- _TASK TO CARRY OUT_
Look through the records below, and copy out every line that holds the string "Thông".

- _STORED ROWS_
▬▬▬▬▬▬
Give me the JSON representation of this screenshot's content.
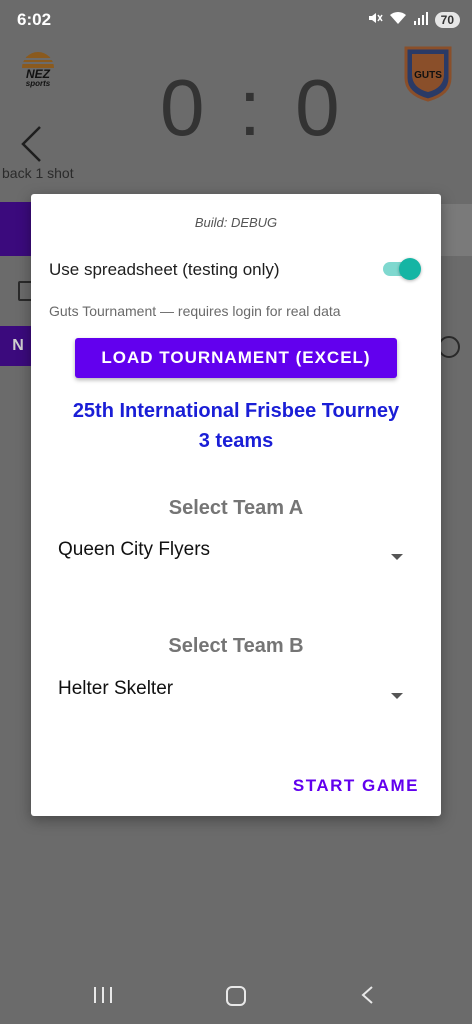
{
  "status": {
    "time": "6:02",
    "battery": "70"
  },
  "background": {
    "score": "0 : 0",
    "back_label": "back 1 shot",
    "nez_logo_text": "NEZ sports",
    "guts_logo_text": "GUTS",
    "n_button": "N"
  },
  "dialog": {
    "build": "Build: DEBUG",
    "spreadsheet_label": "Use spreadsheet (testing only)",
    "spreadsheet_on": true,
    "note": "Guts Tournament — requires login for real data",
    "load_button": "LOAD TOURNAMENT (EXCEL)",
    "tourney_name": "25th International Frisbee Tourney",
    "team_count": "3 teams",
    "team_a_heading": "Select Team A",
    "team_a_value": "Queen City Flyers",
    "team_b_heading": "Select Team B",
    "team_b_value": "Helter Skelter",
    "start_button": "START GAME"
  },
  "colors": {
    "accent": "#6200ee",
    "tourney_text": "#1a1ed6",
    "switch_on": "#15b5a4",
    "scrim": "#6b6b6b"
  }
}
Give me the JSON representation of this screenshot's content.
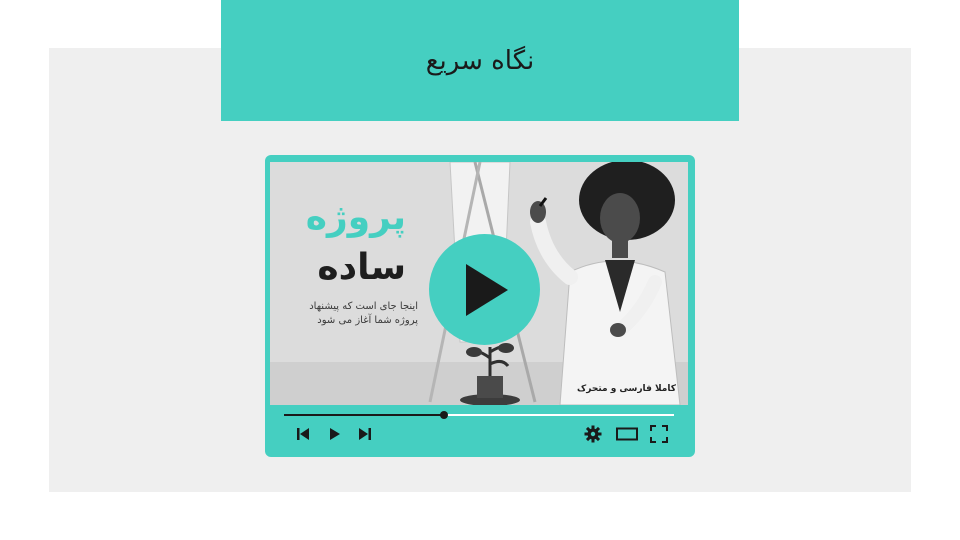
{
  "header": {
    "title": "نگاه سریع"
  },
  "video": {
    "heading_line1": "پروژه",
    "heading_line2": "ساده",
    "description": "اینجا جای است که پیشنهاد پروژه شما آغاز می شود",
    "caption": "کاملا فارسی و متحرک",
    "progress_fraction": 0.41
  },
  "icons": {
    "big_play": "play-icon",
    "previous": "skip-previous-icon",
    "play": "play-icon",
    "next": "skip-next-icon",
    "settings": "gear-icon",
    "theater": "theater-mode-icon",
    "fullscreen": "fullscreen-icon"
  },
  "colors": {
    "accent": "#45cfc1",
    "panel": "#efefef",
    "dark": "#1a1a1a"
  }
}
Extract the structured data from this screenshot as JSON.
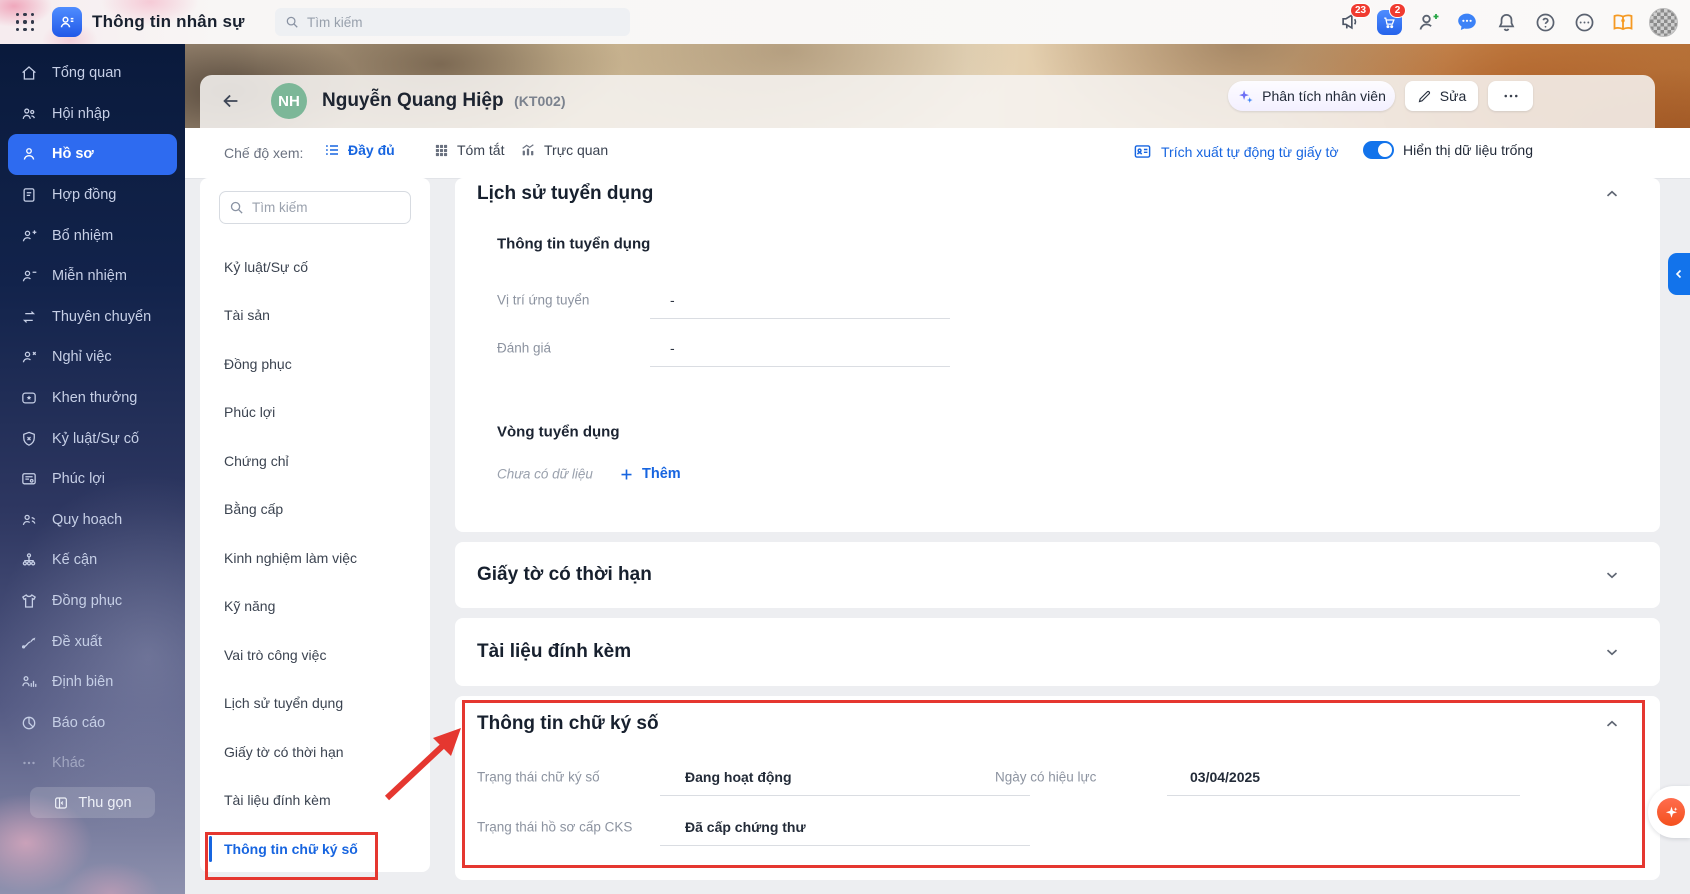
{
  "topbar": {
    "title": "Thông tin nhân sự",
    "search_placeholder": "Tìm kiếm",
    "badges": {
      "megaphone": "23",
      "cart": "2"
    },
    "icons": [
      "grid-menu-icon",
      "app-logo-icon",
      "megaphone-icon",
      "store-cart-icon",
      "add-user-icon",
      "chat-icon",
      "bell-icon",
      "help-icon",
      "more-circle-icon",
      "handbook-icon",
      "avatar"
    ]
  },
  "sidebar": {
    "items": [
      {
        "label": "Tổng quan",
        "icon": "home-icon",
        "active": false
      },
      {
        "label": "Hội nhập",
        "icon": "people-icon",
        "active": false
      },
      {
        "label": "Hồ sơ",
        "icon": "person-icon",
        "active": true
      },
      {
        "label": "Hợp đồng",
        "icon": "document-icon",
        "active": false
      },
      {
        "label": "Bổ nhiệm",
        "icon": "person-plus-icon",
        "active": false
      },
      {
        "label": "Miễn nhiệm",
        "icon": "person-minus-icon",
        "active": false
      },
      {
        "label": "Thuyên chuyển",
        "icon": "transfer-icon",
        "active": false
      },
      {
        "label": "Nghỉ việc",
        "icon": "person-x-icon",
        "active": false
      },
      {
        "label": "Khen thưởng",
        "icon": "award-icon",
        "active": false
      },
      {
        "label": "Kỷ luật/Sự cố",
        "icon": "shield-x-icon",
        "active": false
      },
      {
        "label": "Phúc lợi",
        "icon": "benefit-icon",
        "active": false
      },
      {
        "label": "Quy hoạch",
        "icon": "planning-icon",
        "active": false
      },
      {
        "label": "Kế cận",
        "icon": "org-chart-icon",
        "active": false
      },
      {
        "label": "Đồng phục",
        "icon": "shirt-icon",
        "active": false
      },
      {
        "label": "Đề xuất",
        "icon": "proposal-icon",
        "active": false
      },
      {
        "label": "Định biên",
        "icon": "headcount-icon",
        "active": false
      },
      {
        "label": "Báo cáo",
        "icon": "report-icon",
        "active": false
      },
      {
        "label": "Khác",
        "icon": "more-icon",
        "active": false
      }
    ],
    "collapse_label": "Thu gọn"
  },
  "header": {
    "avatar_initials": "NH",
    "name": "Nguyễn Quang Hiệp",
    "code": "(KT002)",
    "analyze_button": "Phân tích nhân viên",
    "edit_button": "Sửa",
    "more_button": "..."
  },
  "viewbar": {
    "label": "Chế độ xem:",
    "modes": [
      {
        "label": "Đầy đủ",
        "icon": "list-view-icon",
        "active": true
      },
      {
        "label": "Tóm tắt",
        "icon": "grid-view-icon",
        "active": false
      },
      {
        "label": "Trực quan",
        "icon": "chart-view-icon",
        "active": false
      }
    ],
    "extract_link": "Trích xuất tự động từ giấy tờ",
    "toggle_label": "Hiển thị dữ liệu trống",
    "toggle_on": true
  },
  "profile_nav": {
    "search_placeholder": "Tìm kiếm",
    "items": [
      "Kỷ luật/Sự cố",
      "Tài sản",
      "Đồng phục",
      "Phúc lợi",
      "Chứng chỉ",
      "Bằng cấp",
      "Kinh nghiệm làm việc",
      "Kỹ năng",
      "Vai trò công việc",
      "Lịch sử tuyển dụng",
      "Giấy tờ có thời hạn",
      "Tài liệu đính kèm",
      "Thông tin chữ ký số"
    ],
    "active_item": "Thông tin chữ ký số"
  },
  "sections": {
    "recruitment": {
      "title": "Lịch sử tuyển dụng",
      "info_title": "Thông tin tuyển dụng",
      "fields": [
        {
          "label": "Vị trí ứng tuyển",
          "value": "-"
        },
        {
          "label": "Đánh giá",
          "value": "-"
        }
      ],
      "rounds_title": "Vòng tuyển dụng",
      "empty_text": "Chưa có dữ liệu",
      "add_label": "Thêm",
      "collapsed": false
    },
    "documents": {
      "title": "Giấy tờ có thời hạn",
      "collapsed": true
    },
    "attachments": {
      "title": "Tài liệu đính kèm",
      "collapsed": true
    },
    "digital_signature": {
      "title": "Thông tin chữ ký số",
      "collapsed": false,
      "fields": [
        {
          "label": "Trạng thái chữ ký số",
          "value": "Đang hoạt động"
        },
        {
          "label": "Ngày có hiệu lực",
          "value": "03/04/2025"
        },
        {
          "label": "Trạng thái hồ sơ cấp CKS",
          "value": "Đã cấp chứng thư"
        }
      ]
    }
  },
  "colors": {
    "accent_blue": "#1765e0",
    "sidebar_active": "#2e6bf0",
    "annotation_red": "#e53730",
    "badge_red": "#f03b30",
    "toggle_on": "#1273eb",
    "avatar_green": "#7cb798",
    "fab_orange": "#f4511e"
  }
}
▬▬▬▬▬▬
- _ANSWER FOR THE TASK_
    "title": "Thông tin nhân sự",
      "Thông tin chữ ký số"
    "active_item": "Thông tin chữ ký số"
      "info_title": "Thông tin tuyển dụng",
      "title": "Thông tin chữ ký số",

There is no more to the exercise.